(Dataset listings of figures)
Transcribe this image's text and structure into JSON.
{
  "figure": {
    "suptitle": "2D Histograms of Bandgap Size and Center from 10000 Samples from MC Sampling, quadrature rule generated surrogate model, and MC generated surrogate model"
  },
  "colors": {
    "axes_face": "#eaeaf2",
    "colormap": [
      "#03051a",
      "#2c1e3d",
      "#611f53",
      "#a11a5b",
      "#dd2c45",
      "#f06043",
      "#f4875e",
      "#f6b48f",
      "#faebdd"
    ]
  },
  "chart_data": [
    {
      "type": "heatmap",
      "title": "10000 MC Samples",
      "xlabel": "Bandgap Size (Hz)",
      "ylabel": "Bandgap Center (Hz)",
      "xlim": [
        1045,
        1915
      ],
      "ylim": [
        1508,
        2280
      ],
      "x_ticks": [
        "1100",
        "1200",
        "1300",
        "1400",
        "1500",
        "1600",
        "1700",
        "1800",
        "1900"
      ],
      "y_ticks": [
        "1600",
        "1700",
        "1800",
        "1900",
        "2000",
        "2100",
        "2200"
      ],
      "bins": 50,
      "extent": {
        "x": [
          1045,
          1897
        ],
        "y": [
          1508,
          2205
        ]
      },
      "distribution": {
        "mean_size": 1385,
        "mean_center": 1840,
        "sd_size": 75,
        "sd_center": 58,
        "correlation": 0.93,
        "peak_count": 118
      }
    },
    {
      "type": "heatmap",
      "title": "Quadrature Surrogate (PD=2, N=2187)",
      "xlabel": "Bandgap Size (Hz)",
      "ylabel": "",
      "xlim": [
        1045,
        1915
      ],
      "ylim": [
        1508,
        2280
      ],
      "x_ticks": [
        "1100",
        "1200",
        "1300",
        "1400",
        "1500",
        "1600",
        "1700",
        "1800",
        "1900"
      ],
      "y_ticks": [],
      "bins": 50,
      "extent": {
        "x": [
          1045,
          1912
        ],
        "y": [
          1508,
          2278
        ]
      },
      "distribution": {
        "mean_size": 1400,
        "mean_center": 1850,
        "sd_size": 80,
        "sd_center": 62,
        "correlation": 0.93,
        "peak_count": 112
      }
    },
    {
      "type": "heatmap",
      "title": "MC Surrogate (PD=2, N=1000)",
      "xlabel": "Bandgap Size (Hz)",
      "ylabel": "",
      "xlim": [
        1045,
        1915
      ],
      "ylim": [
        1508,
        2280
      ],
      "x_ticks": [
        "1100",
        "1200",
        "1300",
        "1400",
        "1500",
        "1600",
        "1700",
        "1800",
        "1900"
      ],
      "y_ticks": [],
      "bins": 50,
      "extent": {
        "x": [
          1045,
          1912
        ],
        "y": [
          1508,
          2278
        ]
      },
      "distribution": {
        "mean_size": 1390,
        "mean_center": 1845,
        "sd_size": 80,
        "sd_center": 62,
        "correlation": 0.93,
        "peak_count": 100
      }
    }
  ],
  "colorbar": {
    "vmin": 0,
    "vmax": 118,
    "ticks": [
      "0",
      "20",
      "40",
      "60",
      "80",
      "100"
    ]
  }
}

▶ _TASK OBJECTIVE_
Repeat the data in its entirety, character for character.

▶ _EXERCISE SOLUTION_
Transcribe this image's text and structure into JSON.
{
  "figure": {
    "suptitle": "2D Histograms of Bandgap Size and Center from 10000 Samples from MC Sampling, quadrature rule generated surrogate model, and MC generated surrogate model"
  },
  "colors": {
    "axes_face": "#eaeaf2",
    "colormap": [
      "#03051a",
      "#2c1e3d",
      "#611f53",
      "#a11a5b",
      "#dd2c45",
      "#f06043",
      "#f4875e",
      "#f6b48f",
      "#faebdd"
    ]
  },
  "chart_data": [
    {
      "type": "heatmap",
      "title": "10000 MC Samples",
      "xlabel": "Bandgap Size (Hz)",
      "ylabel": "Bandgap Center (Hz)",
      "xlim": [
        1045,
        1915
      ],
      "ylim": [
        1508,
        2280
      ],
      "x_ticks": [
        "1100",
        "1200",
        "1300",
        "1400",
        "1500",
        "1600",
        "1700",
        "1800",
        "1900"
      ],
      "y_ticks": [
        "1600",
        "1700",
        "1800",
        "1900",
        "2000",
        "2100",
        "2200"
      ],
      "bins": 50,
      "extent": {
        "x": [
          1045,
          1897
        ],
        "y": [
          1508,
          2205
        ]
      },
      "distribution": {
        "mean_size": 1385,
        "mean_center": 1840,
        "sd_size": 75,
        "sd_center": 58,
        "correlation": 0.93,
        "peak_count": 118
      }
    },
    {
      "type": "heatmap",
      "title": "Quadrature Surrogate (PD=2, N=2187)",
      "xlabel": "Bandgap Size (Hz)",
      "ylabel": "",
      "xlim": [
        1045,
        1915
      ],
      "ylim": [
        1508,
        2280
      ],
      "x_ticks": [
        "1100",
        "1200",
        "1300",
        "1400",
        "1500",
        "1600",
        "1700",
        "1800",
        "1900"
      ],
      "y_ticks": [],
      "bins": 50,
      "extent": {
        "x": [
          1045,
          1912
        ],
        "y": [
          1508,
          2278
        ]
      },
      "distribution": {
        "mean_size": 1400,
        "mean_center": 1850,
        "sd_size": 80,
        "sd_center": 62,
        "correlation": 0.93,
        "peak_count": 112
      }
    },
    {
      "type": "heatmap",
      "title": "MC Surrogate (PD=2, N=1000)",
      "xlabel": "Bandgap Size (Hz)",
      "ylabel": "",
      "xlim": [
        1045,
        1915
      ],
      "ylim": [
        1508,
        2280
      ],
      "x_ticks": [
        "1100",
        "1200",
        "1300",
        "1400",
        "1500",
        "1600",
        "1700",
        "1800",
        "1900"
      ],
      "y_ticks": [],
      "bins": 50,
      "extent": {
        "x": [
          1045,
          1912
        ],
        "y": [
          1508,
          2278
        ]
      },
      "distribution": {
        "mean_size": 1390,
        "mean_center": 1845,
        "sd_size": 80,
        "sd_center": 62,
        "correlation": 0.93,
        "peak_count": 100
      }
    }
  ],
  "colorbar": {
    "vmin": 0,
    "vmax": 118,
    "ticks": [
      "0",
      "20",
      "40",
      "60",
      "80",
      "100"
    ]
  }
}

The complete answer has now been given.